Data entries ▸
= = = = =

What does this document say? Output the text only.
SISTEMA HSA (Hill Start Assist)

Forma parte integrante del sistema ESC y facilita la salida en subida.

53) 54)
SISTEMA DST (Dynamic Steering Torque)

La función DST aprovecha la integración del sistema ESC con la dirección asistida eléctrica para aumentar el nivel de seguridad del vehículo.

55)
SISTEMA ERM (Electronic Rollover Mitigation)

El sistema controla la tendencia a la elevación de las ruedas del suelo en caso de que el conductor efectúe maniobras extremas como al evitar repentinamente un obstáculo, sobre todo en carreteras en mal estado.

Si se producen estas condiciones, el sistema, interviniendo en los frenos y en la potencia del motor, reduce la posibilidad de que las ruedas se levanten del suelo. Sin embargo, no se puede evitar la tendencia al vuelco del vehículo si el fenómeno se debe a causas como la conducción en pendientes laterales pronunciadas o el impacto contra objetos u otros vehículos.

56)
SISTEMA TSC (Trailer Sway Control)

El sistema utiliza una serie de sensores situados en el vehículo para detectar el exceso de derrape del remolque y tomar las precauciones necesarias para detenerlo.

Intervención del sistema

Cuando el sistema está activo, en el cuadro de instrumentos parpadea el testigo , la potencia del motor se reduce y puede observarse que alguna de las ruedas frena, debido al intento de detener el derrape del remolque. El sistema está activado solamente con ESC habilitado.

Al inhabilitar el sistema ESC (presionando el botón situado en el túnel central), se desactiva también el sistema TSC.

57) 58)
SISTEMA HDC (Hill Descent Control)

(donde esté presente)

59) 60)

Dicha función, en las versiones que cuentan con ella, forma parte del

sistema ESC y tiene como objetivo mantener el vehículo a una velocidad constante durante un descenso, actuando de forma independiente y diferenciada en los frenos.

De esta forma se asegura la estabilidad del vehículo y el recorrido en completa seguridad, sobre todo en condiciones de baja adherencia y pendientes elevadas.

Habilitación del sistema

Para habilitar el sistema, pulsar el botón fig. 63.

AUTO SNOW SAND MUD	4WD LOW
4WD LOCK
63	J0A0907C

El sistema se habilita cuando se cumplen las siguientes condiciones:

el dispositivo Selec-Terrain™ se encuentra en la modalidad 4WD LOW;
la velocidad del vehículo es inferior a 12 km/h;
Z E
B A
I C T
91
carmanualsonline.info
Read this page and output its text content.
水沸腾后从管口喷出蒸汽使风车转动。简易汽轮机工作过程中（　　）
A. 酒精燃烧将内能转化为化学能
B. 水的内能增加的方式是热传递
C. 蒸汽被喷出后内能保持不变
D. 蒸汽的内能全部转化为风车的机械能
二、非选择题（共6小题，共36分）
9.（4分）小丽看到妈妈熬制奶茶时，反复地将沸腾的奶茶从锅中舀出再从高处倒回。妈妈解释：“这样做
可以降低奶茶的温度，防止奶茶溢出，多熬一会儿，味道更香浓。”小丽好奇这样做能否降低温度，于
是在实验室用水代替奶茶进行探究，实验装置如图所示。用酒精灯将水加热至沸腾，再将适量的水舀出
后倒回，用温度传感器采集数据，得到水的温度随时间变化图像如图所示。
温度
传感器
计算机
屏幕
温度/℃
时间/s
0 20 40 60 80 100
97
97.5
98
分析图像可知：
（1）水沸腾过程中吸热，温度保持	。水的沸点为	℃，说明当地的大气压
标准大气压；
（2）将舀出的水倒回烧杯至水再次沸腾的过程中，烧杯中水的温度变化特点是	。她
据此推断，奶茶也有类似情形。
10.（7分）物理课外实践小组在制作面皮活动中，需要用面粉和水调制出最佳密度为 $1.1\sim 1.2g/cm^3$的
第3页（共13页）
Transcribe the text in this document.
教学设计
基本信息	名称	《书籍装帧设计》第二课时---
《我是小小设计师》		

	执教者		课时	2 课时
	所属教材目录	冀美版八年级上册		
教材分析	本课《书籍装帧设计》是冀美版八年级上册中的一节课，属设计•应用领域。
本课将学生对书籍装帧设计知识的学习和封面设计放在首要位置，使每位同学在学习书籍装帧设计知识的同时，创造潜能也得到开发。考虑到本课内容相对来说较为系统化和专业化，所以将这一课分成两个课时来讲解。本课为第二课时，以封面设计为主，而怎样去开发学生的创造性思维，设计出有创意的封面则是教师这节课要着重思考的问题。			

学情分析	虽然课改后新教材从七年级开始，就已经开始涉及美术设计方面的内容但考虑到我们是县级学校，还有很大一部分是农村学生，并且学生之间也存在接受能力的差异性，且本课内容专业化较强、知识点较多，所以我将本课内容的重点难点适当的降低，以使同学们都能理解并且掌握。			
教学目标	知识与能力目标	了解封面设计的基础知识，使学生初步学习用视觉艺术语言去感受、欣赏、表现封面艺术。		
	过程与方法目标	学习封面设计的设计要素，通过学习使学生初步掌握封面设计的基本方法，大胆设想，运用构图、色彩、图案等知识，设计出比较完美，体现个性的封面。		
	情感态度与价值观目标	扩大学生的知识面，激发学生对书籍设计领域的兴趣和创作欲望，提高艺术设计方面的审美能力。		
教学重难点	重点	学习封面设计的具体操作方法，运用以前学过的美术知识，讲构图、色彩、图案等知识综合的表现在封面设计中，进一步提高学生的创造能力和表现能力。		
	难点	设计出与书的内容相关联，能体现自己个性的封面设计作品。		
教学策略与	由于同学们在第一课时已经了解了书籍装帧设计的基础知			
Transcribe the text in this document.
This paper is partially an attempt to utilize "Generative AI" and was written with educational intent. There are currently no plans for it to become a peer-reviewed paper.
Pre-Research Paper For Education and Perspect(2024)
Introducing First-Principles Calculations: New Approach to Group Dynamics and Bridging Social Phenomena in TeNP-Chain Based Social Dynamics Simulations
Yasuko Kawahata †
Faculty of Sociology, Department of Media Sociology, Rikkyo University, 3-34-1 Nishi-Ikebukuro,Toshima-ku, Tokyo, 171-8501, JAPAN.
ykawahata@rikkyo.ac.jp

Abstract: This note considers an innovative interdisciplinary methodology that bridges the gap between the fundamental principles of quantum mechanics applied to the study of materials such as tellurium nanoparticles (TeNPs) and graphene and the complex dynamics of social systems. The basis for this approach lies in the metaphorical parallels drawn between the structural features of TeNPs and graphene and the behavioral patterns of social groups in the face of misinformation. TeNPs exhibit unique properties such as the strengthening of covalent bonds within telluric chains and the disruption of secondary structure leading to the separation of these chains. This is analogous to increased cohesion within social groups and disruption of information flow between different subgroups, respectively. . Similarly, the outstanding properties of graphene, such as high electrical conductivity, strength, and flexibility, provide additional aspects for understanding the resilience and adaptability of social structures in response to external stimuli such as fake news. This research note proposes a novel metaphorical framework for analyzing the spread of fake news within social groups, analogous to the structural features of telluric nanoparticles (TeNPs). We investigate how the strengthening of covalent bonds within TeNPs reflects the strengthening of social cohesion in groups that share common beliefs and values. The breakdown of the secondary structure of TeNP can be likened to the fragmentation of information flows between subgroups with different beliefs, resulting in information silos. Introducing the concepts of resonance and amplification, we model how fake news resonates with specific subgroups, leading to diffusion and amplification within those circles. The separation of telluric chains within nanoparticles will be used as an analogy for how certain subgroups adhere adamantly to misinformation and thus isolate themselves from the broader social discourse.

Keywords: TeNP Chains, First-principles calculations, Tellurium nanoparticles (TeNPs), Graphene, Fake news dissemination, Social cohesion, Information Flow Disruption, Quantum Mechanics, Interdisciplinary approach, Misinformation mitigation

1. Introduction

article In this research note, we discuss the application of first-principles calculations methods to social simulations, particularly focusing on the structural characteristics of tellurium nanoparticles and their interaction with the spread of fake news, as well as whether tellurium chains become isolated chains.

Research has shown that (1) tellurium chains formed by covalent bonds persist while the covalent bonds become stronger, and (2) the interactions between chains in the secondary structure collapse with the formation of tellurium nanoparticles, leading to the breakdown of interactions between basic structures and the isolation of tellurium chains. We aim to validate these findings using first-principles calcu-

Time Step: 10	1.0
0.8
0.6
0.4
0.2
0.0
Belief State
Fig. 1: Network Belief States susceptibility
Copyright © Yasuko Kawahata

= = = = =

WHAT THIS TASK INVOLVES ▸ Give the count of lines in the listing that hold the word "pendientes", with no other text.

WORKED SOLUTION ▸ 2